─── PROVIDED DATA ───
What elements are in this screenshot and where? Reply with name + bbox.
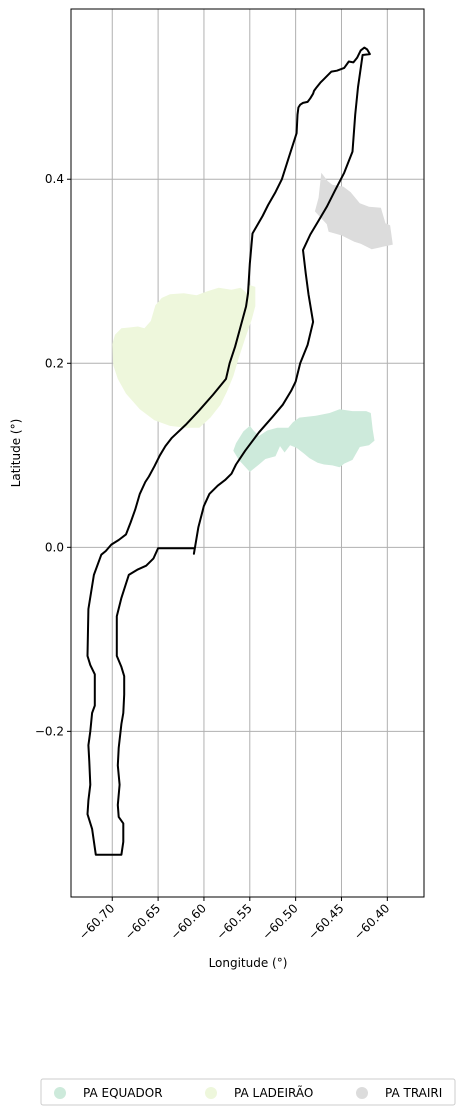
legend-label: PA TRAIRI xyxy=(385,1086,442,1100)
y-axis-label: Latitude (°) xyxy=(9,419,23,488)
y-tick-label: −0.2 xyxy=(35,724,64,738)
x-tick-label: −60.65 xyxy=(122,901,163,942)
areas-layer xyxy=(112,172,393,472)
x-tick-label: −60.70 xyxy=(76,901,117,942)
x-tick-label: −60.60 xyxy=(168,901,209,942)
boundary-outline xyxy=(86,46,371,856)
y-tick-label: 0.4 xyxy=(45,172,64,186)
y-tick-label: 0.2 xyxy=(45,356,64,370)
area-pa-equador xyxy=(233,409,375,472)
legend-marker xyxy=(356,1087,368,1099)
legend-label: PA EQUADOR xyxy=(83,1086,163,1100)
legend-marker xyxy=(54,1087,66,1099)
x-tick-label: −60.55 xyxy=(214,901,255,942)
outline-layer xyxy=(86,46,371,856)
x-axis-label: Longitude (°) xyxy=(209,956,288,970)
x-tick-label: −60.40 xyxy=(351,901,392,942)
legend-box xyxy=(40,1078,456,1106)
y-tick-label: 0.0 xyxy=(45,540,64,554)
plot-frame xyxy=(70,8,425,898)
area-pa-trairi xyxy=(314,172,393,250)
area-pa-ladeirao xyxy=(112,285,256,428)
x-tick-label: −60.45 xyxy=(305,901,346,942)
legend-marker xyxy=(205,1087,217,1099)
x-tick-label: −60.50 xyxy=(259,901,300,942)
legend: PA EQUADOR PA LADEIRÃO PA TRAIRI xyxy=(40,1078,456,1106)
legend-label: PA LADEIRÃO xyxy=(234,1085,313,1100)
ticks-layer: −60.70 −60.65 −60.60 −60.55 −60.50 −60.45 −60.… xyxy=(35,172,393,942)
───
─── PROVIDED DATA ───
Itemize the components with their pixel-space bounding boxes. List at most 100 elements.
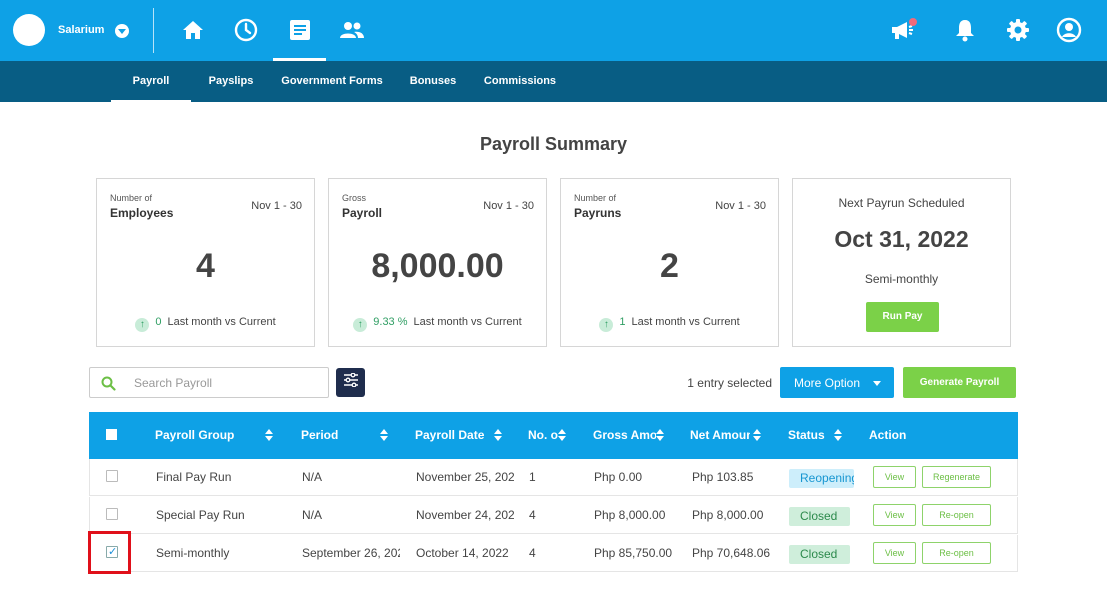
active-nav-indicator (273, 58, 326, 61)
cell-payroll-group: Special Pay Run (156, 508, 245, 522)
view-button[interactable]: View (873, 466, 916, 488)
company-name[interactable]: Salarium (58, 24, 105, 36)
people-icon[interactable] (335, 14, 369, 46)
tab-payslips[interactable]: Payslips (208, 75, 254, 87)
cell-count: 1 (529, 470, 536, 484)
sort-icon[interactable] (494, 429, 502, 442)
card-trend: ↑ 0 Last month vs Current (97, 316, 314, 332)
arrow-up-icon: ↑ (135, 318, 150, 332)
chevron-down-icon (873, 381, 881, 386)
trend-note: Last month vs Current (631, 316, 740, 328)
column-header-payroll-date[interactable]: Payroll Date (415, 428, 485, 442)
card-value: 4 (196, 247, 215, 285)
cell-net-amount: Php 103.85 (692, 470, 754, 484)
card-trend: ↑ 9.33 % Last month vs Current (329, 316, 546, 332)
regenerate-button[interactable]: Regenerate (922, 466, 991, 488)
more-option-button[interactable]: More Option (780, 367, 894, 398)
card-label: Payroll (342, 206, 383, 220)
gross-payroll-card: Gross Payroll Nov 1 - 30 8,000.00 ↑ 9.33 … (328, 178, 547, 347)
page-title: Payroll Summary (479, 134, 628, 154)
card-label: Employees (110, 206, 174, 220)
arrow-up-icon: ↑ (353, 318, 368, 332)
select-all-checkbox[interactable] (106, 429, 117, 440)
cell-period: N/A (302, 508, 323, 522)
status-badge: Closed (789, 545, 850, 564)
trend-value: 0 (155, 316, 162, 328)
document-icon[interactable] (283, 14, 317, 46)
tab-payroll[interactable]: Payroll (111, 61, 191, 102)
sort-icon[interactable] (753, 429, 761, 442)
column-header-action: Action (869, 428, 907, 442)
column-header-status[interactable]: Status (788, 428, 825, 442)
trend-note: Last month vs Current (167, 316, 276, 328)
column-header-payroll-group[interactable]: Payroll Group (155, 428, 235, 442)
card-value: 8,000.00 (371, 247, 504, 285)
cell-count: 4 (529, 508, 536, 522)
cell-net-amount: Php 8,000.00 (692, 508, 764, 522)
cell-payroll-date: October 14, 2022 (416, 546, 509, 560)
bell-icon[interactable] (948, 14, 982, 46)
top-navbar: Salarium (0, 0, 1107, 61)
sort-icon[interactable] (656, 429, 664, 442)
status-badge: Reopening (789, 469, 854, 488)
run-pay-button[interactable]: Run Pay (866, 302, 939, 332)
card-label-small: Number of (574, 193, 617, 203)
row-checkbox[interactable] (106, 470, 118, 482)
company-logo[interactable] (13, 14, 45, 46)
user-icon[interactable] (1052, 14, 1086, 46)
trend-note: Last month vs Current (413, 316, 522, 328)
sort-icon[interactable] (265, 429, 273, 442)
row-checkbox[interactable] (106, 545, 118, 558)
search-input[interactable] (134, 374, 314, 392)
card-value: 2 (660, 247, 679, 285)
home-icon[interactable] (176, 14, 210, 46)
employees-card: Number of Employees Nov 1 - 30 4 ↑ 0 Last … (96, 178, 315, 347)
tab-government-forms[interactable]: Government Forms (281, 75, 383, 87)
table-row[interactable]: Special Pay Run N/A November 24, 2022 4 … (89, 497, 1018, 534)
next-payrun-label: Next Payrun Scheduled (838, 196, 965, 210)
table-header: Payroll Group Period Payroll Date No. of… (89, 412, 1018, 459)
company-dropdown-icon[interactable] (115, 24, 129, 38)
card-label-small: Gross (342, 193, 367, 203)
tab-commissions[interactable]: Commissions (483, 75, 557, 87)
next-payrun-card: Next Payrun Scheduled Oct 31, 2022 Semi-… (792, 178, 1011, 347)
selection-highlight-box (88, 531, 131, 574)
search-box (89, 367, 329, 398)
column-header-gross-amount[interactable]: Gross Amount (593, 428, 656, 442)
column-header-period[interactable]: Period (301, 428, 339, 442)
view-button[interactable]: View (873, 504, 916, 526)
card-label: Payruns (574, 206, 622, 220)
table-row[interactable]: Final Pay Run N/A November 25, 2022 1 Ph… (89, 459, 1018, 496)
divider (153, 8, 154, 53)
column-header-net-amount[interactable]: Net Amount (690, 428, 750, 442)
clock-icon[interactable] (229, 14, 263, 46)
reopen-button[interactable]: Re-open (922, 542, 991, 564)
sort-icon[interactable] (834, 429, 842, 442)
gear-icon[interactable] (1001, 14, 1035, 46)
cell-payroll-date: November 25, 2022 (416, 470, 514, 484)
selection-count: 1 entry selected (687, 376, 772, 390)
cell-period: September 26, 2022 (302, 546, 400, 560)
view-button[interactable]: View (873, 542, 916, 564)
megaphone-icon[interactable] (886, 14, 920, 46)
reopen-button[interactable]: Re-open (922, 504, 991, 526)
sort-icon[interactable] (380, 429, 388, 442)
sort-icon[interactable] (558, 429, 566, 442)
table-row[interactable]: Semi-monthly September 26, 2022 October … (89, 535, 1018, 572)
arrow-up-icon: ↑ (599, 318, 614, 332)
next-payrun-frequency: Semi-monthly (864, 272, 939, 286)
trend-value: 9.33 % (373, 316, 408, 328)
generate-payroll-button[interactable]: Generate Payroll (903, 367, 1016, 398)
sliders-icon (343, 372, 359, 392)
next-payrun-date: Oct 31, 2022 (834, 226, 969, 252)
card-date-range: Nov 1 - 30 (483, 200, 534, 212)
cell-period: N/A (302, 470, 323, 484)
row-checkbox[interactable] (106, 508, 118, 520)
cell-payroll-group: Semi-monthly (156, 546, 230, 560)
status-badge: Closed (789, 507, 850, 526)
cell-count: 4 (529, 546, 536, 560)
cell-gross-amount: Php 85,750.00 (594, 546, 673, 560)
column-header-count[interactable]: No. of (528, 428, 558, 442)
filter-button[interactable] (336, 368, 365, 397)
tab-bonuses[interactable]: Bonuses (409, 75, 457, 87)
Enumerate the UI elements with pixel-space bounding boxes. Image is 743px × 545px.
───
* SET PROBLEM:
Replace "legend-marker" with "legend-swatch" in the records, starting at the line that contains "legend-label: PA TRAIRI" and ending at the line that contains "outline-layer xyxy=(86,46,371,856)". Give back only those lines, with both end lines included and nothing else changed.

* THE RESPONSE:
legend-label: PA TRAIRI xyxy=(385,1086,442,1100)
y-axis-label: Latitude (°) xyxy=(9,419,23,488)
y-tick-label: −0.2 xyxy=(35,724,64,738)
x-tick-label: −60.65 xyxy=(122,901,163,942)
areas-layer xyxy=(112,172,393,472)
x-tick-label: −60.70 xyxy=(76,901,117,942)
x-tick-label: −60.60 xyxy=(168,901,209,942)
boundary-outline xyxy=(86,46,371,856)
y-tick-label: 0.4 xyxy=(45,172,64,186)
y-tick-label: 0.2 xyxy=(45,356,64,370)
area-pa-equador xyxy=(233,409,375,472)
legend-swatch xyxy=(356,1087,368,1099)
legend-label: PA EQUADOR xyxy=(83,1086,163,1100)
legend-swatch xyxy=(54,1087,66,1099)
x-tick-label: −60.55 xyxy=(214,901,255,942)
outline-layer xyxy=(86,46,371,856)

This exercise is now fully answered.